--- Supplied passage ---
'''
Aljorani (Migration)
[2019] AATA 4516
•23 July 2019
Aljorani (Migration) [2019] AATA 4516 (23 July 2019)
DECISION RECORD
DIVISION:Migration & Refugee Division
APPLICANT: Ms Hayfaa Jasim Mohammed Aljorani
CASE NUMBER: 1812553
DIBP REFERENCE(S): BCC2018/1588755
MEMBER:Alison Murphy
DATE:23 July 2019
PLACE OF DECISION: Melbourne
DECISION:The Tribunal sets aside the decision under review and substitutes a decision not to cancel the applicant’s Subclass 100 (Spouse) visa.
Statement made on 23 July 2019 at 11:03am
CATCHWORDS
MIGRATION – cancellation – Partner (Migrant) (Class BC) visa – Subclass 100 (Spouse) – father’s resident return visa cancellation set aside – applicant’s dependent visa taken never to have been cancelled – decision under review set aside
LEGISLATION
Migration Act 1958, ss 109, 114, 140
STATEMENT OF DECISION AND REASONS
APPLICATION FOR REVIEW
This is an application for review of a decision made by a delegate of the Minister for Immigration to cancel the applicant’s Subclass 100 (Spouse) visa under s.140(2) of the Migration Act 1958 (the Act).
The delegate cancelled the visa on the basis that the applicant’s father, who had sponsored her for the dependent partner visa, had subsequently had his resident return visa cancelled. The issue in the present case is whether that ground for cancellation is made out, and if so, whether the visa should be cancelled.
The applicant was represented in relation to the review by her registered migration agent.
'''
--- Task description ---
In the tribunal decision record, which visa of the applicant did the Tribunal decide not to cancel?

--- Dataset excerpts ---
'''
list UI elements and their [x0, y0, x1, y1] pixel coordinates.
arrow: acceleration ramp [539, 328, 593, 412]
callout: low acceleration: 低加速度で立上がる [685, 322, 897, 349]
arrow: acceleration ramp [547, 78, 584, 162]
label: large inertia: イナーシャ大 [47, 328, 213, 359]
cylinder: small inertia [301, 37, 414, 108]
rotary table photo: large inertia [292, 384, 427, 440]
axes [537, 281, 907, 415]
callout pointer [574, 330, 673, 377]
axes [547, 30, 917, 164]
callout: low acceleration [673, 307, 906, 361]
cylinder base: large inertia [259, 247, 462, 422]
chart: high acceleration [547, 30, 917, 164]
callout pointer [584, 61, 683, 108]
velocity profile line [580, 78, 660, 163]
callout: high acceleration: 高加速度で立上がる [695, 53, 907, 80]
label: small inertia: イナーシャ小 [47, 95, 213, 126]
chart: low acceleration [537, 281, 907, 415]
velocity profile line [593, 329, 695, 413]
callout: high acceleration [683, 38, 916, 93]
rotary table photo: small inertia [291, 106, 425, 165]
'''
--- Response to this exercise ---
Her Subclass 100 (Spouse) visa.